• _Exercise prompt_
Keep only the lines where "query" appears.

[Data records]
......

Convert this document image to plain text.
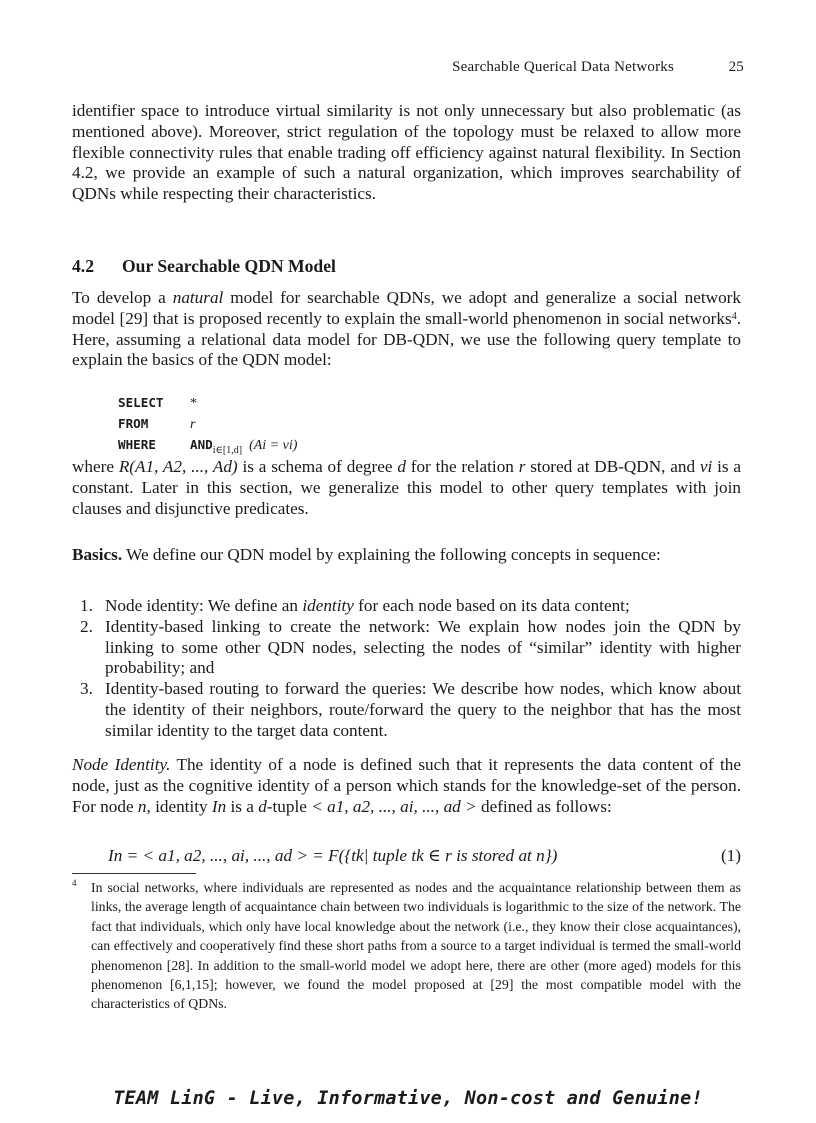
Searchable Querical Data Networks	25

identifier space to introduce virtual similarity is not only unnecessary but also problematic (as mentioned above). Moreover, strict regulation of the topology must be relaxed to allow more flexible connectivity rules that enable trading off efficiency against natural flexibility. In Section 4.2, we provide an example of such a natural organization, which improves searchability of QDNs while respecting their characteristics.

4.2 Our Searchable QDN Model

To develop a natural model for searchable QDNs, we adopt and generalize a social network model [29] that is proposed recently to explain the small-world phenomenon in social networks$^4$. Here, assuming a relational data model for DB-QDN, we use the following query template to explain the basics of the QDN model:

SELECT *
FROM	r
WHERE	$AND_{i\in[1,d]}$ (Ai = vi)

where R(A1, A2, ..., Ad) is a schema of degree d for the relation r stored at DB-QDN, and vi is a constant. Later in this section, we generalize this model to other query templates with join clauses and disjunctive predicates.

Basics. We define our QDN model by explaining the following concepts in sequence:

1. Node identity: We define an identity for each node based on its data content;
2. Identity-based linking to create the network: We explain how nodes join the QDN by linking to some other QDN nodes, selecting the nodes of “similar” identity with higher probability; and
3. Identity-based routing to forward the queries: We describe how nodes, which know about the identity of their neighbors, route/forward the query to the neighbor that has the most similar identity to the target data content.

Node Identity. The identity of a node is defined such that it represents the data content of the node, just as the cognitive identity of a person which stands for the knowledge-set of the person. For node n, identity In is a d-tuple < a1, a2, ..., ai, ..., ad > defined as follows:

In = < a1, a2, ..., ai, ..., ad > = F({tk| tuple tk ∈ r is stored at n})	(1)
4 In social networks, where individuals are represented as nodes and the acquaintance relationship between them as links, the average length of acquaintance chain between two individuals is logarithmic to the size of the network. The fact that individuals, which only have local knowledge about the network (i.e., they know their close acquaintances), can effectively and cooperatively find these short paths from a source to a target individual is termed the small-world phenomenon [28]. In addition to the small-world model we adopt here, there are other (more aged) models for this phenomenon [6,1,15]; however, we found the model proposed at [29] the most compatible model with the characteristics of QDNs.
TEAM LinG - Live, Informative, Non-cost and Genuine!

......

• _Solution to this exercise_
To develop a natural model for searchable QDNs, we adopt and generalize a social network model [29] that is proposed recently to explain the small-world phenomenon in social networks$^4$. Here, assuming a relational data model for DB-QDN, we use the following query template to explain the basics of the QDN model:
where R(A1, A2, ..., Ad) is a schema of degree d for the relation r stored at DB-QDN, and vi is a constant. Later in this section, we generalize this model to other query templates with join clauses and disjunctive predicates.
3. Identity-based routing to forward the queries: We describe how nodes, which know about the identity of their neighbors, route/forward the query to the neighbor that has the most similar identity to the target data content.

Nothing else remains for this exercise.